== Supplied data
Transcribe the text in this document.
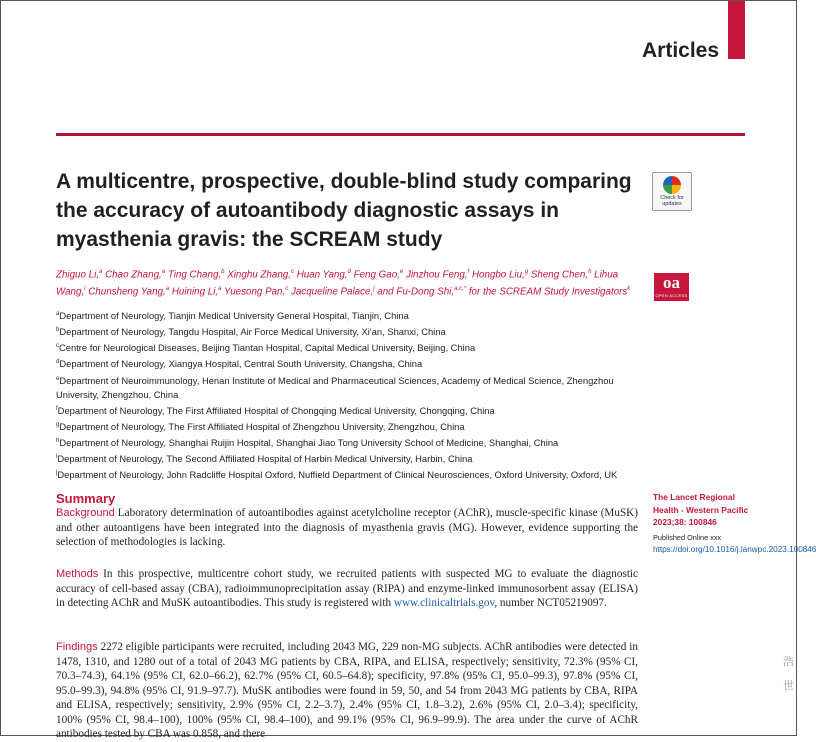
Articles
A multicentre, prospective, double-blind study comparing the accuracy of autoantibody diagnostic assays in myasthenia gravis: the SCREAM study
Check for updates
Zhiguo Li,$^a$ Chao Zhang,$^a$ Ting Chang,$^b$ Xinghu Zhang,$^c$ Huan Yang,$^d$ Feng Gao,$^e$ Jinzhou Feng,$^f$ Hongbo Liu,$^g$ Sheng Chen,$^h$ Lihua Wang,$^i$ Chunsheng Yang,$^a$ Huining Li,$^a$ Yuesong Pan,$^c$ Jacqueline Palace,$^j$ and Fu-Dong Shi,$^{a,c,*}$ for the SCREAM Study Investigators$^k$	oa
OPEN ACCESS
$^a$Department of Neurology, Tianjin Medical University General Hospital, Tianjin, China
$^b$Department of Neurology, Tangdu Hospital, Air Force Medical University, Xi'an, Shanxi, China
$^c$Centre for Neurological Diseases, Beijing Tiantan Hospital, Capital Medical University, Beijing, China
$^d$Department of Neurology, Xiangya Hospital, Central South University, Changsha, China
$^e$Department of Neuroimmunology, Henan Institute of Medical and Pharmaceutical Sciences, Academy of Medical Science, Zhengzhou University, Zhengzhou, China
$^f$Department of Neurology, The First Affiliated Hospital of Chongqing Medical University, Chongqing, China
$^g$Department of Neurology, The First Affiliated Hospital of Zhengzhou University, Zhengzhou, China
$^h$Department of Neurology, Shanghai Ruijin Hospital, Shanghai Jiao Tong University School of Medicine, Shanghai, China
$^i$Department of Neurology, The Second Affiliated Hospital of Harbin Medical University, Harbin, China
$^j$Department of Neurology, John Radcliffe Hospital Oxford, Nuffield Department of Clinical Neurosciences, Oxford University, Oxford, UK
Summary
Background Laboratory determination of autoantibodies against acetylcholine receptor (AChR), muscle-specific kinase (MuSK) and other autoantigens have been integrated into the diagnosis of myasthenia gravis (MG). However, evidence supporting the selection of methodologies is lacking.
Methods In this prospective, multicentre cohort study, we recruited patients with suspected MG to evaluate the diagnostic accuracy of cell-based assay (CBA), radioimmunoprecipitation assay (RIPA) and enzyme-linked immunosorbent assay (ELISA) in detecting AChR and MuSK autoantibodies. This study is registered with www.clinicaltrials.gov, number NCT05219097.
Findings 2272 eligible participants were recruited, including 2043 MG, 229 non-MG subjects. AChR antibodies were detected in 1478, 1310, and 1280 out of a total of 2043 MG patients by CBA, RIPA, and ELISA, respectively; sensitivity, 72.3% (95% CI, 70.3–74.3), 64.1% (95% CI, 62.0–66.2), 62.7% (95% CI, 60.5–64.8); specificity, 97.8% (95% CI, 95.0–99.3), 97.8% (95% CI, 95.0–99.3), 94.8% (95% CI, 91.9–97.7). MuSK antibodies were found in 59, 50, and 54 from 2043 MG patients by CBA, RIPA and ELISA, respectively; sensitivity, 2.9% (95% CI, 2.2–3.7), 2.4% (95% CI, 1.8–3.2), 2.6% (95% CI, 2.0–3.4); specificity, 100% (95% CI, 98.4–100), 100% (95% CI, 98.4–100), and 99.1% (95% CI, 96.9–99.9). The area under the curve of AChR antibodies tested by CBA was 0.858, and there
The Lancet Regional Health - Western Pacific 2023;38: 100846
Published Online xxx
https://doi.org/10.1016/j.lanwpc.2023.100846
浩
世
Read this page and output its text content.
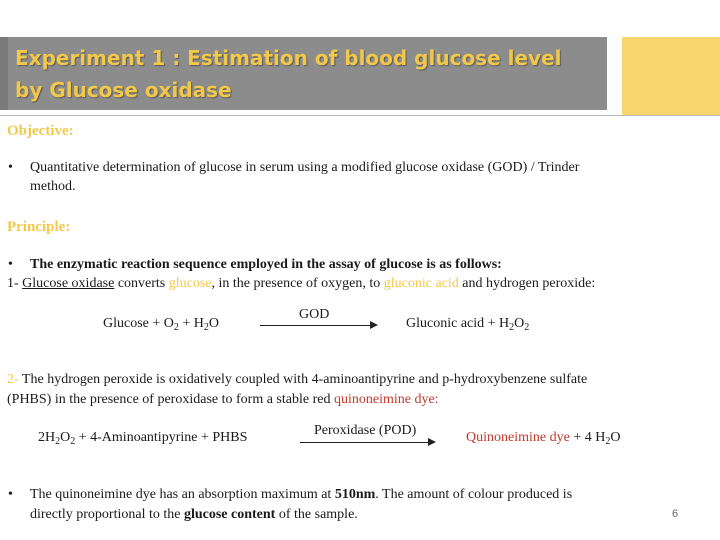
Experiment 1 : Estimation of blood glucose level
by Glucose oxidase
Objective:
• Quantitative determination of glucose in serum using a modified glucose oxidase (GOD) / Trinder
method.
Principle:
• The enzymatic reaction sequence employed in the assay of glucose is as follows:
1- Glucose oxidase converts glucose, in the presence of oxygen, to gluconic acid and hydrogen peroxide:
$Glucose + O_2 + H_2O$
GOD
Gluconic acid + $H_2O_2$
2- The hydrogen peroxide is oxidatively coupled with 4-aminoantipyrine and p-hydroxybenzene sulfate
(PHBS) in the presence of peroxidase to form a stable red quinoneimine dye:
$2H_2O_2$ + 4-Aminoantipyrine + PHBS	Peroxidase (POD)	Quinoneimine dye + 4 $H_2O$
• The quinoneimine dye has an absorption maximum at 510nm. The amount of colour produced is
directly proportional to the glucose content of the sample.	6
====
Exercise aim
Pictures do not belong in the copy. Output all of the records exactly.

Task response
Transcribe the text in this document.
Articles
A multicentre, prospective, double-blind study comparing the accuracy of autoantibody diagnostic assays in myasthenia gravis: the SCREAM study
Check for updates
Zhiguo Li,$^a$ Chao Zhang,$^a$ Ting Chang,$^b$ Xinghu Zhang,$^c$ Huan Yang,$^d$ Feng Gao,$^e$ Jinzhou Feng,$^f$ Hongbo Liu,$^g$ Sheng Chen,$^h$ Lihua Wang,$^i$ Chunsheng Yang,$^a$ Huining Li,$^a$ Yuesong Pan,$^c$ Jacqueline Palace,$^j$ and Fu-Dong Shi,$^{a,c,*}$ for the SCREAM Study Investigators$^k$	oa
OPEN ACCESS
$^a$Department of Neurology, Tianjin Medical University General Hospital, Tianjin, China
$^b$Department of Neurology, Tangdu Hospital, Air Force Medical University, Xi'an, Shanxi, China
$^c$Centre for Neurological Diseases, Beijing Tiantan Hospital, Capital Medical University, Beijing, China
$^d$Department of Neurology, Xiangya Hospital, Central South University, Changsha, China
$^e$Department of Neuroimmunology, Henan Institute of Medical and Pharmaceutical Sciences, Academy of Medical Science, Zhengzhou University, Zhengzhou, China
$^f$Department of Neurology, The First Affiliated Hospital of Chongqing Medical University, Chongqing, China
$^g$Department of Neurology, The First Affiliated Hospital of Zhengzhou University, Zhengzhou, China
$^h$Department of Neurology, Shanghai Ruijin Hospital, Shanghai Jiao Tong University School of Medicine, Shanghai, China
$^i$Department of Neurology, The Second Affiliated Hospital of Harbin Medical University, Harbin, China
$^j$Department of Neurology, John Radcliffe Hospital Oxford, Nuffield Department of Clinical Neurosciences, Oxford University, Oxford, UK
Summary
Background Laboratory determination of autoantibodies against acetylcholine receptor (AChR), muscle-specific kinase (MuSK) and other autoantigens have been integrated into the diagnosis of myasthenia gravis (MG). However, evidence supporting the selection of methodologies is lacking.
Methods In this prospective, multicentre cohort study, we recruited patients with suspected MG to evaluate the diagnostic accuracy of cell-based assay (CBA), radioimmunoprecipitation assay (RIPA) and enzyme-linked immunosorbent assay (ELISA) in detecting AChR and MuSK autoantibodies. This study is registered with www.clinicaltrials.gov, number NCT05219097.
Findings 2272 eligible participants were recruited, including 2043 MG, 229 non-MG subjects. AChR antibodies were detected in 1478, 1310, and 1280 out of a total of 2043 MG patients by CBA, RIPA, and ELISA, respectively; sensitivity, 72.3% (95% CI, 70.3–74.3), 64.1% (95% CI, 62.0–66.2), 62.7% (95% CI, 60.5–64.8); specificity, 97.8% (95% CI, 95.0–99.3), 97.8% (95% CI, 95.0–99.3), 94.8% (95% CI, 91.9–97.7). MuSK antibodies were found in 59, 50, and 54 from 2043 MG patients by CBA, RIPA and ELISA, respectively; sensitivity, 2.9% (95% CI, 2.2–3.7), 2.4% (95% CI, 1.8–3.2), 2.6% (95% CI, 2.0–3.4); specificity, 100% (95% CI, 98.4–100), 100% (95% CI, 98.4–100), and 99.1% (95% CI, 96.9–99.9). The area under the curve of AChR antibodies tested by CBA was 0.858, and there
The Lancet Regional Health - Western Pacific 2023;38: 100846
Published Online xxx
https://doi.org/10.1016/j.lanwpc.2023.100846
浩
世
Read this page and output its text content.
Experiment 1 : Estimation of blood glucose level
by Glucose oxidase
Objective:
• Quantitative determination of glucose in serum using a modified glucose oxidase (GOD) / Trinder
method.
Principle:
• The enzymatic reaction sequence employed in the assay of glucose is as follows:
1- Glucose oxidase converts glucose, in the presence of oxygen, to gluconic acid and hydrogen peroxide:
$Glucose + O_2 + H_2O$
GOD
Gluconic acid + $H_2O_2$
2- The hydrogen peroxide is oxidatively coupled with 4-aminoantipyrine and p-hydroxybenzene sulfate
(PHBS) in the presence of peroxidase to form a stable red quinoneimine dye:
$2H_2O_2$ + 4-Aminoantipyrine + PHBS	Peroxidase (POD)	Quinoneimine dye + 4 $H_2O$
• The quinoneimine dye has an absorption maximum at 510nm. The amount of colour produced is
directly proportional to the glucose content of the sample.	6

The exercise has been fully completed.